● **The exercise**
Transcribe the listing in full, excluding any pictures.

(Dataset rows)
--*--
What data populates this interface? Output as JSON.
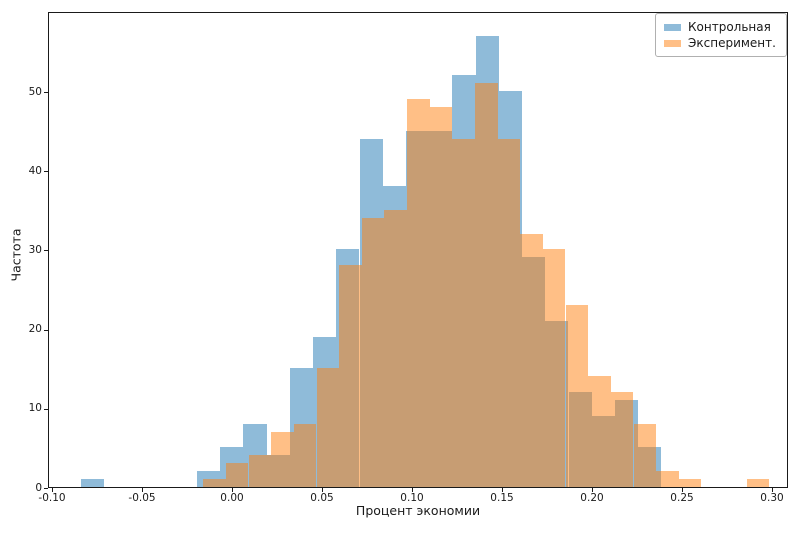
{
  "chart_data": {
    "type": "histogram",
    "title": "",
    "xlabel": "Процент экономии",
    "ylabel": "Частота",
    "background_color": "#ffffff",
    "spine_color": "#1a1a1a",
    "grid": false,
    "xlim": [
      -0.1022,
      0.3089
    ],
    "ylim": [
      0,
      60.1
    ],
    "x_ticks": [
      {
        "value": -0.1,
        "label": "-0.10"
      },
      {
        "value": -0.05,
        "label": "-0.05"
      },
      {
        "value": 0.0,
        "label": "0.00"
      },
      {
        "value": 0.05,
        "label": "0.05"
      },
      {
        "value": 0.1,
        "label": "0.10"
      },
      {
        "value": 0.15,
        "label": "0.15"
      },
      {
        "value": 0.2,
        "label": "0.20"
      },
      {
        "value": 0.25,
        "label": "0.25"
      },
      {
        "value": 0.3,
        "label": "0.30"
      }
    ],
    "y_ticks": [
      {
        "value": 0,
        "label": "0"
      },
      {
        "value": 10,
        "label": "10"
      },
      {
        "value": 20,
        "label": "20"
      },
      {
        "value": 30,
        "label": "30"
      },
      {
        "value": 40,
        "label": "40"
      },
      {
        "value": 50,
        "label": "50"
      }
    ],
    "legend": {
      "position": "upper right",
      "border_color": "#b0b0b0",
      "entries": [
        {
          "label": "Контрольная",
          "color": "#1f77b4"
        },
        {
          "label": "Эксперимент.",
          "color": "#ff7f0e"
        }
      ]
    },
    "series": [
      {
        "name": "Контрольная",
        "color": "#1f77b4",
        "alpha": 0.5,
        "bin_start": -0.0845,
        "bin_width": 0.0129,
        "counts": [
          1,
          0,
          0,
          0,
          0,
          2,
          5,
          8,
          4,
          15,
          19,
          30,
          44,
          38,
          45,
          45,
          52,
          57,
          50,
          29,
          21,
          12,
          9,
          11,
          5
        ]
      },
      {
        "name": "Эксперимент.",
        "color": "#ff7f0e",
        "alpha": 0.5,
        "bin_start": -0.0165,
        "bin_width": 0.01258,
        "counts": [
          1,
          3,
          4,
          7,
          8,
          15,
          28,
          34,
          35,
          49,
          48,
          44,
          51,
          44,
          32,
          30,
          23,
          14,
          12,
          8,
          2,
          1,
          0,
          0,
          1
        ]
      }
    ]
  }
}
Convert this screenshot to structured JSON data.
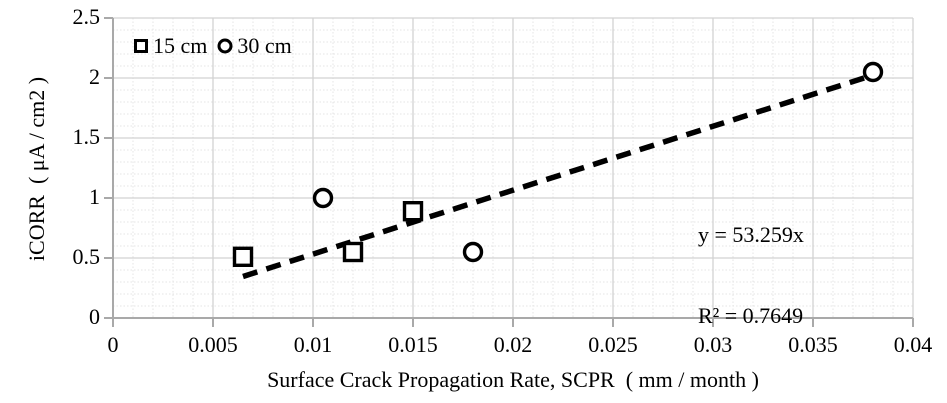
{
  "chart_data": {
    "type": "scatter",
    "title": "",
    "xlabel": "Surface Crack Propagation Rate, SCPR  ( mm / month )",
    "ylabel": "iCORR  ( μA / cm2 )",
    "xlim": [
      0,
      0.04
    ],
    "ylim": [
      0,
      2.5
    ],
    "x_ticks": [
      0,
      0.005,
      0.01,
      0.015,
      0.02,
      0.025,
      0.03,
      0.035,
      0.04
    ],
    "x_tick_labels": [
      "0",
      "0.005",
      "0.01",
      "0.015",
      "0.02",
      "0.025",
      "0.03",
      "0.035",
      "0.04"
    ],
    "y_ticks": [
      0,
      0.5,
      1,
      1.5,
      2,
      2.5
    ],
    "y_tick_labels": [
      "0",
      "0.5",
      "1",
      "1.5",
      "2",
      "2.5"
    ],
    "x_minor_step": 0.001,
    "y_minor_step": 0.1,
    "grid": "major and minor gridlines on",
    "legend_position": "inside top-left",
    "series": [
      {
        "name": "15 cm",
        "marker": "square",
        "points": [
          [
            0.0065,
            0.51
          ],
          [
            0.012,
            0.55
          ],
          [
            0.015,
            0.89
          ]
        ]
      },
      {
        "name": "30 cm",
        "marker": "circle",
        "points": [
          [
            0.0105,
            1.0
          ],
          [
            0.018,
            0.55
          ],
          [
            0.038,
            2.05
          ]
        ]
      }
    ],
    "trendline": {
      "type": "linear",
      "slope": 53.259,
      "x_start": 0.0065,
      "x_end": 0.038,
      "style": "dashed",
      "equation": "y = 53.259x",
      "r_squared": "R² = 0.7649"
    }
  },
  "colors": {
    "background": "#ffffff",
    "text": "#000000",
    "marker": "#000000",
    "marker_fill": "#ffffff",
    "trendline": "#000000",
    "major_grid": "#d2d2d2",
    "minor_grid": "#e4e4e4",
    "axis": "#a9a9a9"
  }
}
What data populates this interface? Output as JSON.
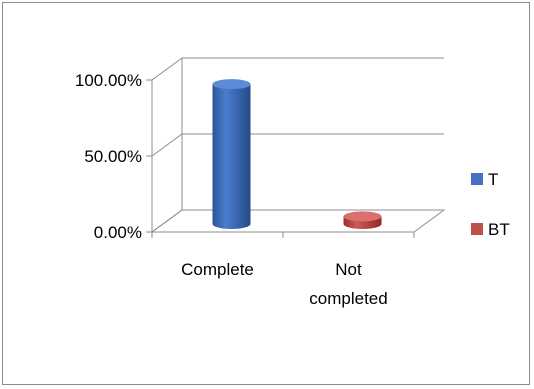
--*--
● **The answer**
What data populates this interface? Output as JSON.
{
  "chart_data": {
    "type": "histogram",
    "title": "",
    "xlabel": "Процент экономии",
    "ylabel": "Частота",
    "background_color": "#ffffff",
    "spine_color": "#1a1a1a",
    "grid": false,
    "xlim": [
      -0.1022,
      0.3089
    ],
    "ylim": [
      0,
      60.1
    ],
    "x_ticks": [
      {
        "value": -0.1,
        "label": "-0.10"
      },
      {
        "value": -0.05,
        "label": "-0.05"
      },
      {
        "value": 0.0,
        "label": "0.00"
      },
      {
        "value": 0.05,
        "label": "0.05"
      },
      {
        "value": 0.1,
        "label": "0.10"
      },
      {
        "value": 0.15,
        "label": "0.15"
      },
      {
        "value": 0.2,
        "label": "0.20"
      },
      {
        "value": 0.25,
        "label": "0.25"
      },
      {
        "value": 0.3,
        "label": "0.30"
      }
    ],
    "y_ticks": [
      {
        "value": 0,
        "label": "0"
      },
      {
        "value": 10,
        "label": "10"
      },
      {
        "value": 20,
        "label": "20"
      },
      {
        "value": 30,
        "label": "30"
      },
      {
        "value": 40,
        "label": "40"
      },
      {
        "value": 50,
        "label": "50"
      }
    ],
    "legend": {
      "position": "upper right",
      "border_color": "#b0b0b0",
      "entries": [
        {
          "label": "Контрольная",
          "color": "#1f77b4"
        },
        {
          "label": "Эксперимент.",
          "color": "#ff7f0e"
        }
      ]
    },
    "series": [
      {
        "name": "Контрольная",
        "color": "#1f77b4",
        "alpha": 0.5,
        "bin_start": -0.0845,
        "bin_width": 0.0129,
        "counts": [
          1,
          0,
          0,
          0,
          0,
          2,
          5,
          8,
          4,
          15,
          19,
          30,
          44,
          38,
          45,
          45,
          52,
          57,
          50,
          29,
          21,
          12,
          9,
          11,
          5
        ]
      },
      {
        "name": "Эксперимент.",
        "color": "#ff7f0e",
        "alpha": 0.5,
        "bin_start": -0.0165,
        "bin_width": 0.01258,
        "counts": [
          1,
          3,
          4,
          7,
          8,
          15,
          28,
          34,
          35,
          49,
          48,
          44,
          51,
          44,
          32,
          30,
          23,
          14,
          12,
          8,
          2,
          1,
          0,
          0,
          1
        ]
      }
    ]
  }
}
Convert this screenshot to structured JSON data.
{
  "chart_data": {
    "type": "scatter",
    "title": "",
    "xlabel": "Surface Crack Propagation Rate, SCPR  ( mm / month )",
    "ylabel": "iCORR  ( μA / cm2 )",
    "xlim": [
      0,
      0.04
    ],
    "ylim": [
      0,
      2.5
    ],
    "x_ticks": [
      0,
      0.005,
      0.01,
      0.015,
      0.02,
      0.025,
      0.03,
      0.035,
      0.04
    ],
    "x_tick_labels": [
      "0",
      "0.005",
      "0.01",
      "0.015",
      "0.02",
      "0.025",
      "0.03",
      "0.035",
      "0.04"
    ],
    "y_ticks": [
      0,
      0.5,
      1,
      1.5,
      2,
      2.5
    ],
    "y_tick_labels": [
      "0",
      "0.5",
      "1",
      "1.5",
      "2",
      "2.5"
    ],
    "x_minor_step": 0.001,
    "y_minor_step": 0.1,
    "grid": "major and minor gridlines on",
    "legend_position": "inside top-left",
    "series": [
      {
        "name": "15 cm",
        "marker": "square",
        "points": [
          [
            0.0065,
            0.51
          ],
          [
            0.012,
            0.55
          ],
          [
            0.015,
            0.89
          ]
        ]
      },
      {
        "name": "30 cm",
        "marker": "circle",
        "points": [
          [
            0.0105,
            1.0
          ],
          [
            0.018,
            0.55
          ],
          [
            0.038,
            2.05
          ]
        ]
      }
    ],
    "trendline": {
      "type": "linear",
      "slope": 53.259,
      "x_start": 0.0065,
      "x_end": 0.038,
      "style": "dashed",
      "equation": "y = 53.259x",
      "r_squared": "R² = 0.7649"
    }
  },
  "colors": {
    "background": "#ffffff",
    "text": "#000000",
    "marker": "#000000",
    "marker_fill": "#ffffff",
    "trendline": "#000000",
    "major_grid": "#d2d2d2",
    "minor_grid": "#e4e4e4",
    "axis": "#a9a9a9"
  }
}
What data populates this interface? Output as JSON.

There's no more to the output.